Objective: From the listing below, pull each line that includes "align".

Data to process:
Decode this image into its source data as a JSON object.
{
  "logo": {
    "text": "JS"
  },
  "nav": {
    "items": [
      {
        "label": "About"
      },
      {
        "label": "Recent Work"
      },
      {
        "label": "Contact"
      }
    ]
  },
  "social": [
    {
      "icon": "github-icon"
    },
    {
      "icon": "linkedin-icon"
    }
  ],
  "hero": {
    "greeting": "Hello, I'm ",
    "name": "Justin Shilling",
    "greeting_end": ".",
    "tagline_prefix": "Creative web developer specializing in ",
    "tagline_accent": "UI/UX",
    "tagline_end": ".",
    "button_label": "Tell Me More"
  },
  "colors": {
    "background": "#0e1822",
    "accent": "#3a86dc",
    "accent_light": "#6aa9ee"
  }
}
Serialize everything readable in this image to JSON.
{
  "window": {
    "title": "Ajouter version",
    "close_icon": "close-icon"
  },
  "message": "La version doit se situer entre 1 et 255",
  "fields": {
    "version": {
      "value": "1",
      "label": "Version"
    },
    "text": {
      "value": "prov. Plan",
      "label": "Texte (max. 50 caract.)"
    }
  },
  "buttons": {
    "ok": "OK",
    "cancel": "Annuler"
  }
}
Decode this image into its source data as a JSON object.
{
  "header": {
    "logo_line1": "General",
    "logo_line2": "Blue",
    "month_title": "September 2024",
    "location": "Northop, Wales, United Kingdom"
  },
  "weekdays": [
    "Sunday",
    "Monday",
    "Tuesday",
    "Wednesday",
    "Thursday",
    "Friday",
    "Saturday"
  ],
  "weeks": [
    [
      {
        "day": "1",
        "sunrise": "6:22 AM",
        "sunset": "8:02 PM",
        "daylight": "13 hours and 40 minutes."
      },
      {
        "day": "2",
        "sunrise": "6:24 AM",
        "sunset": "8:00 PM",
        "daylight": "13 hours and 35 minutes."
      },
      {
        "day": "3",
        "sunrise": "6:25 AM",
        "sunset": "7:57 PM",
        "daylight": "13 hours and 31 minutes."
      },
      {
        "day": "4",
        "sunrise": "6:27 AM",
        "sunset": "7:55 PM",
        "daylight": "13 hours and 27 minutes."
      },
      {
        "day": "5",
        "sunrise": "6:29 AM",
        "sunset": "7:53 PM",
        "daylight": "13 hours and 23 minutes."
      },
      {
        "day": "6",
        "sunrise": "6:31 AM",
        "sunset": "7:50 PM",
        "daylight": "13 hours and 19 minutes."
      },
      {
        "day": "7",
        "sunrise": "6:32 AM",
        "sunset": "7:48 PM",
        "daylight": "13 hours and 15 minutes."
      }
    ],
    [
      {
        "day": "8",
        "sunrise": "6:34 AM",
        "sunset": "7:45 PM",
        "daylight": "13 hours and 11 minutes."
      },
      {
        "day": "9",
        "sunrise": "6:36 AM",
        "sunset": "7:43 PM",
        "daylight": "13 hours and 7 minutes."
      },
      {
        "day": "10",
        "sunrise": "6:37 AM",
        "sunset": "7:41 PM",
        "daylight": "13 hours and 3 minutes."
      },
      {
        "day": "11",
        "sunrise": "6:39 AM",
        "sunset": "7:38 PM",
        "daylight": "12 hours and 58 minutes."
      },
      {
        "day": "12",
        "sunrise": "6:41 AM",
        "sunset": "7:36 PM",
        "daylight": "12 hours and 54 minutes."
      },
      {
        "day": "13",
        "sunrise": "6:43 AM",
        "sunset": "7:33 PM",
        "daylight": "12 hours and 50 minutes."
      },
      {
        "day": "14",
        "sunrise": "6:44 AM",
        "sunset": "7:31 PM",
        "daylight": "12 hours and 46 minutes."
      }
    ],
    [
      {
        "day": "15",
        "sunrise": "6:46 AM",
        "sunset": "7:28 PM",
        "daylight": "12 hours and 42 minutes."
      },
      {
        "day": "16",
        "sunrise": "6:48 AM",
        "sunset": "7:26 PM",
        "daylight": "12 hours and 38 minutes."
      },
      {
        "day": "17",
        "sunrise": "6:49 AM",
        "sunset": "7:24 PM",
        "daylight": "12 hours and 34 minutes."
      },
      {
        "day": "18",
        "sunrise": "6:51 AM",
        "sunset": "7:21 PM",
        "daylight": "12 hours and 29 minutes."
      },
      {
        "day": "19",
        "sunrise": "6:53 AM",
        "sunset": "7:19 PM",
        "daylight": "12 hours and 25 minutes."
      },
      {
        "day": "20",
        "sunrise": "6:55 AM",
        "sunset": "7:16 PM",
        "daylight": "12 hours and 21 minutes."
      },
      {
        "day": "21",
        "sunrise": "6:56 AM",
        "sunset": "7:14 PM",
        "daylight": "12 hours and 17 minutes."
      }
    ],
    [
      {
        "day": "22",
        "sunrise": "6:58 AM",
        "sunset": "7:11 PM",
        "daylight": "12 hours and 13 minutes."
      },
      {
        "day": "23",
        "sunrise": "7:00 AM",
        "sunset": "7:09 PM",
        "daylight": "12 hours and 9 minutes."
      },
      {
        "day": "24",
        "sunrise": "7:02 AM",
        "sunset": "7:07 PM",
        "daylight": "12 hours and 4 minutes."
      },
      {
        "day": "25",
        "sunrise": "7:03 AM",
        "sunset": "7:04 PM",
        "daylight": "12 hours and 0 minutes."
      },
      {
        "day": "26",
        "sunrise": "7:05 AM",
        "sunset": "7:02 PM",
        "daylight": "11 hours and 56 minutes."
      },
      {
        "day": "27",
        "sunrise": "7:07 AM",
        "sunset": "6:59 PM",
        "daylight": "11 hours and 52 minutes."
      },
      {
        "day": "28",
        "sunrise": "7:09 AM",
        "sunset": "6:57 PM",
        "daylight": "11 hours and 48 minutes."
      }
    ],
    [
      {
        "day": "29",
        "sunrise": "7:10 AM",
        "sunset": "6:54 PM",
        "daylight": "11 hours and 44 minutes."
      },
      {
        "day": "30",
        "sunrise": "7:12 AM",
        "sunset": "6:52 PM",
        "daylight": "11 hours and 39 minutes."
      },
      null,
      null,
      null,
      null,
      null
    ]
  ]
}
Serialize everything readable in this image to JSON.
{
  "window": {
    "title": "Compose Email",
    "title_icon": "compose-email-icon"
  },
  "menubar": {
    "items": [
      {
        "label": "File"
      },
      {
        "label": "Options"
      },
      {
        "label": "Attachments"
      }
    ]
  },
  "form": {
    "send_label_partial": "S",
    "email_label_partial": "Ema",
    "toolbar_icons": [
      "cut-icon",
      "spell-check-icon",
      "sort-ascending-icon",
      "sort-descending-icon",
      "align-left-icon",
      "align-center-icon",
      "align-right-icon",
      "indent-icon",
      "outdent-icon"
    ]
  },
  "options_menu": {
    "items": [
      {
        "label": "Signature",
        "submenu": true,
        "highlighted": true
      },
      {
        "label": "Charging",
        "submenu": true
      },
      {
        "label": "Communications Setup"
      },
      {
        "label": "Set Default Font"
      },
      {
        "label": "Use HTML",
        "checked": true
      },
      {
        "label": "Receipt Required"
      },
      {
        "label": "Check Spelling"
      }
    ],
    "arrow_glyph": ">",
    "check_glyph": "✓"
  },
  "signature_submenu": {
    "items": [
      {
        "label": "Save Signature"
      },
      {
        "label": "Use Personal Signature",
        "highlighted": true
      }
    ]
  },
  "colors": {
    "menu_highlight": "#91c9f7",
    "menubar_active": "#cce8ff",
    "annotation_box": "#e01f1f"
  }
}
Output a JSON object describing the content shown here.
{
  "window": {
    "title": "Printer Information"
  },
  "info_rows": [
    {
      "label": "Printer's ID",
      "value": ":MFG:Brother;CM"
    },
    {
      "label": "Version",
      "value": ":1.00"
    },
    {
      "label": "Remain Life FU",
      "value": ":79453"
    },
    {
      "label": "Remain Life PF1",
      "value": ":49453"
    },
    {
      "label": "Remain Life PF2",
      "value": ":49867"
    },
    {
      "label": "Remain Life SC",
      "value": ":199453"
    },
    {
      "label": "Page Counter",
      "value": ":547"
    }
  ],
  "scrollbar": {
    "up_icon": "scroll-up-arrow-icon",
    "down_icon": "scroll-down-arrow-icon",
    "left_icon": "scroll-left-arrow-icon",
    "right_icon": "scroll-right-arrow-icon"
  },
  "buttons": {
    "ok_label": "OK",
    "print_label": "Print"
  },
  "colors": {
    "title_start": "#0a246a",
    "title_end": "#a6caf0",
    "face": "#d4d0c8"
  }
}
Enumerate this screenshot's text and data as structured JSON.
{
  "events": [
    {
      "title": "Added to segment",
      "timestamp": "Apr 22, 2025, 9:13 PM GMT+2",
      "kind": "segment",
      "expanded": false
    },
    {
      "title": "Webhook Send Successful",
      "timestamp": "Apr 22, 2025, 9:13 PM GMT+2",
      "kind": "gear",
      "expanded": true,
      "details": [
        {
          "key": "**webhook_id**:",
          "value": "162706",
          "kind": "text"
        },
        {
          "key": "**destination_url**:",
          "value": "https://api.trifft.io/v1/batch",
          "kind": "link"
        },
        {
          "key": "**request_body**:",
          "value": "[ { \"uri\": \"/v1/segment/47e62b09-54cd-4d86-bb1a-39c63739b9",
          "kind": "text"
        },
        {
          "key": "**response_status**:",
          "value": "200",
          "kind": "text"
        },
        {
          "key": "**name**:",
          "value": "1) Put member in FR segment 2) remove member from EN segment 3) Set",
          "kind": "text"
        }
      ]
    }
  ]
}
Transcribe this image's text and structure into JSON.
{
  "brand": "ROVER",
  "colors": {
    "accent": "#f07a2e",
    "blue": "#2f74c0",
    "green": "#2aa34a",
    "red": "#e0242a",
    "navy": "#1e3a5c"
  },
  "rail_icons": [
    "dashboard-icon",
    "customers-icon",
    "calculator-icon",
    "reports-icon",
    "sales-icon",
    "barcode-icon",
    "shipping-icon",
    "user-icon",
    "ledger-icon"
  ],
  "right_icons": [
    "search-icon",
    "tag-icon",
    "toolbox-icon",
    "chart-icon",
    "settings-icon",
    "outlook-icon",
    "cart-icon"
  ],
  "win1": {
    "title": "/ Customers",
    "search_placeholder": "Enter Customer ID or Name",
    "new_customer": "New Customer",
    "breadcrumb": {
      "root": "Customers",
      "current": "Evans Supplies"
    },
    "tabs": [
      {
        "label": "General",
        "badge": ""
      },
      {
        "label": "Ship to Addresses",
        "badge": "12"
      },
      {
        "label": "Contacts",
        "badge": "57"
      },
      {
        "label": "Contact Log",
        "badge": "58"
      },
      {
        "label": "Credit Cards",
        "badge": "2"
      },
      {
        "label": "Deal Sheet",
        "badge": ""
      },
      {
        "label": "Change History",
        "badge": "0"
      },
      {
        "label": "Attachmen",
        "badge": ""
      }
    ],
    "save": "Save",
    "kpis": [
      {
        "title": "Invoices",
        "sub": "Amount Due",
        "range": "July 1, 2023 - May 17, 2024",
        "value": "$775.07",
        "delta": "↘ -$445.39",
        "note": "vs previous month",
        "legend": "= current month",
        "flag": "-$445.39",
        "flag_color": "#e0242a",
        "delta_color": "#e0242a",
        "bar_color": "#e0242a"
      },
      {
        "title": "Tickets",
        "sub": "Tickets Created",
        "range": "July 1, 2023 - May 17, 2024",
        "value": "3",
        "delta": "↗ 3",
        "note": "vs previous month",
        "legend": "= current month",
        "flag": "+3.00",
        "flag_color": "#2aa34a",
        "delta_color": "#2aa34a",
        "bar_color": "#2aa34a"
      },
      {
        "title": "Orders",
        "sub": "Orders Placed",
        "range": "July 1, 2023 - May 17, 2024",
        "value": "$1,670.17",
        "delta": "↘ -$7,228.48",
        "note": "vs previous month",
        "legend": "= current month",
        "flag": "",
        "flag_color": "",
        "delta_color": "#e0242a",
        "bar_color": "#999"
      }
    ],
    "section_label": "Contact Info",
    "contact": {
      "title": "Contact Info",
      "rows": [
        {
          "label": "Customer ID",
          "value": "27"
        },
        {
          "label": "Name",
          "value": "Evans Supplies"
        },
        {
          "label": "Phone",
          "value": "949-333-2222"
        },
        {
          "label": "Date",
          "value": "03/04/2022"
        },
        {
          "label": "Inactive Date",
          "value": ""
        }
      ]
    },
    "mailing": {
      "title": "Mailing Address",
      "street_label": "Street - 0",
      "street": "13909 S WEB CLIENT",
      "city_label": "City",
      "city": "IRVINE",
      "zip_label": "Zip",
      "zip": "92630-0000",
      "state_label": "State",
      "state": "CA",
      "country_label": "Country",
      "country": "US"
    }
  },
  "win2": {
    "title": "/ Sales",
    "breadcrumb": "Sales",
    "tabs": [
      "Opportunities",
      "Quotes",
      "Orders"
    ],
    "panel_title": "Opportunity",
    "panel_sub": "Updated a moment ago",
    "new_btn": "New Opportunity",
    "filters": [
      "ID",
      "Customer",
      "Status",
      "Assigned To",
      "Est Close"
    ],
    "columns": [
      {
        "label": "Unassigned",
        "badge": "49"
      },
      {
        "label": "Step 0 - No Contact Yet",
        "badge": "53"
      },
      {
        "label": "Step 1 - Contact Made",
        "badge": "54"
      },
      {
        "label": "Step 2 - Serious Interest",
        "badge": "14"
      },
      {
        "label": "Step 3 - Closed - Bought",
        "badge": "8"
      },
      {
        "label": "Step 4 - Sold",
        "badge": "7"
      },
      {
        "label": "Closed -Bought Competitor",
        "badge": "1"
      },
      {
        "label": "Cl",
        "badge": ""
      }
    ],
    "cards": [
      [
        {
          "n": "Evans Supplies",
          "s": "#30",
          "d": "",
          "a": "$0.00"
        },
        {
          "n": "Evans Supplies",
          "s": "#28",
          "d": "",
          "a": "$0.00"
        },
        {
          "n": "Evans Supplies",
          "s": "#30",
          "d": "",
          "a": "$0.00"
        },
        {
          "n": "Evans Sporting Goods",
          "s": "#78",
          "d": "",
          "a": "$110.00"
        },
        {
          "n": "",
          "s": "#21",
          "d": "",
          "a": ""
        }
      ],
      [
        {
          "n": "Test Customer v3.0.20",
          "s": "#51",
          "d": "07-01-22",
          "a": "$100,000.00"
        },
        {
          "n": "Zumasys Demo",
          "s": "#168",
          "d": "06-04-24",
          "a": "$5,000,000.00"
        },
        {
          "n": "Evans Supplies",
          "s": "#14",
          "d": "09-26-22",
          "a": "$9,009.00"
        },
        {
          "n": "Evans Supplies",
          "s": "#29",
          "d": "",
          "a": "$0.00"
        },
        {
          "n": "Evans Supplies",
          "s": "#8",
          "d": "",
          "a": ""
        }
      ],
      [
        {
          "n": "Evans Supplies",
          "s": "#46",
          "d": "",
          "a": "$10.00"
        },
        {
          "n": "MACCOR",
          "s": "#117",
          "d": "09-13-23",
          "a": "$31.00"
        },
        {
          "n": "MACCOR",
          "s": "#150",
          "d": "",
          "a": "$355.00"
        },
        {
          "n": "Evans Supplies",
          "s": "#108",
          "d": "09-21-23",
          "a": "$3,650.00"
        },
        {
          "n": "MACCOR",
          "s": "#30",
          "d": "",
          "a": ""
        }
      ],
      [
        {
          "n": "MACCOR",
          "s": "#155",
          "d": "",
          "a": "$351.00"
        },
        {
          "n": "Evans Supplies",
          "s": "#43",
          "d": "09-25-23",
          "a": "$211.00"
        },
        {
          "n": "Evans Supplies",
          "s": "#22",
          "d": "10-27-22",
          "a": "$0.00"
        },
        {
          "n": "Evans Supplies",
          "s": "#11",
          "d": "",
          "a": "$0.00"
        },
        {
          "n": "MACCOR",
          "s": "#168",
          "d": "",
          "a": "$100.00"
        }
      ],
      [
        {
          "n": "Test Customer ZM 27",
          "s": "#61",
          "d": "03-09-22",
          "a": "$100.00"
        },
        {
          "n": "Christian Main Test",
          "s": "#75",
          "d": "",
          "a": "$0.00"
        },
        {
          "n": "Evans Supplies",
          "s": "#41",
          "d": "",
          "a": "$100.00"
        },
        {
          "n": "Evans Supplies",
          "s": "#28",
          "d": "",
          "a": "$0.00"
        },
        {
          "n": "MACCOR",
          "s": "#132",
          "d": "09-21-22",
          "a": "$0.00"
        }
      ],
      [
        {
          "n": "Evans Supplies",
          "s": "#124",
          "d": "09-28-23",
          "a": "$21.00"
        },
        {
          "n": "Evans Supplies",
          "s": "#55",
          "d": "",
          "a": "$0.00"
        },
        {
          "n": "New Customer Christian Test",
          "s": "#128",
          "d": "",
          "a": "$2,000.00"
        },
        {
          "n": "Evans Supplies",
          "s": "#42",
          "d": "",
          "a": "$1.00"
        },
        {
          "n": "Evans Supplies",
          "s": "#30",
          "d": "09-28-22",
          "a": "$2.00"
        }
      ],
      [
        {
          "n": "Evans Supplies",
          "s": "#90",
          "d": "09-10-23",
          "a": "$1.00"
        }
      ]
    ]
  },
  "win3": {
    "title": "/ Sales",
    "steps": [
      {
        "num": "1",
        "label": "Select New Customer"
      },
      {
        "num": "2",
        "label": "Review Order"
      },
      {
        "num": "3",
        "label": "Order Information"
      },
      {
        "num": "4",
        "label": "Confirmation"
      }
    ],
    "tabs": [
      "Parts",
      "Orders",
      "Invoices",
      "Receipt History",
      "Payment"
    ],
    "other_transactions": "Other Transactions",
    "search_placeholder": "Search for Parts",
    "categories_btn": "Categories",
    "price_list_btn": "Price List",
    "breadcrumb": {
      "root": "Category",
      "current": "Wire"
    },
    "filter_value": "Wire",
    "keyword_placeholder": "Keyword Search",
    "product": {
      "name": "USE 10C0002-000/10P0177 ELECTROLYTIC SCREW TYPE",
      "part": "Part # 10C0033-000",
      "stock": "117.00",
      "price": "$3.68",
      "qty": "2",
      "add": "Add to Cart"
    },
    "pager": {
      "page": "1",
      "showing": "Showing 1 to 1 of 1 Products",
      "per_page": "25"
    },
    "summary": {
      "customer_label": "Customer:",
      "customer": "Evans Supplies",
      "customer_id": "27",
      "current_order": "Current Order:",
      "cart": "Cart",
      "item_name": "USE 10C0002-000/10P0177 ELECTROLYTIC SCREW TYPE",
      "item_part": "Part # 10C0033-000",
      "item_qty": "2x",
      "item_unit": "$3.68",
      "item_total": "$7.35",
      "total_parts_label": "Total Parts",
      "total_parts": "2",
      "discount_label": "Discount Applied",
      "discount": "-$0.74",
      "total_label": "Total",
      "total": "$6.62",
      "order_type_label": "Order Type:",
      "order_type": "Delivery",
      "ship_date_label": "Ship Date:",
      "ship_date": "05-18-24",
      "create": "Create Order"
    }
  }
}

Reply to the exercise:
      "align-left-icon",
      "align-center-icon",
      "align-right-icon",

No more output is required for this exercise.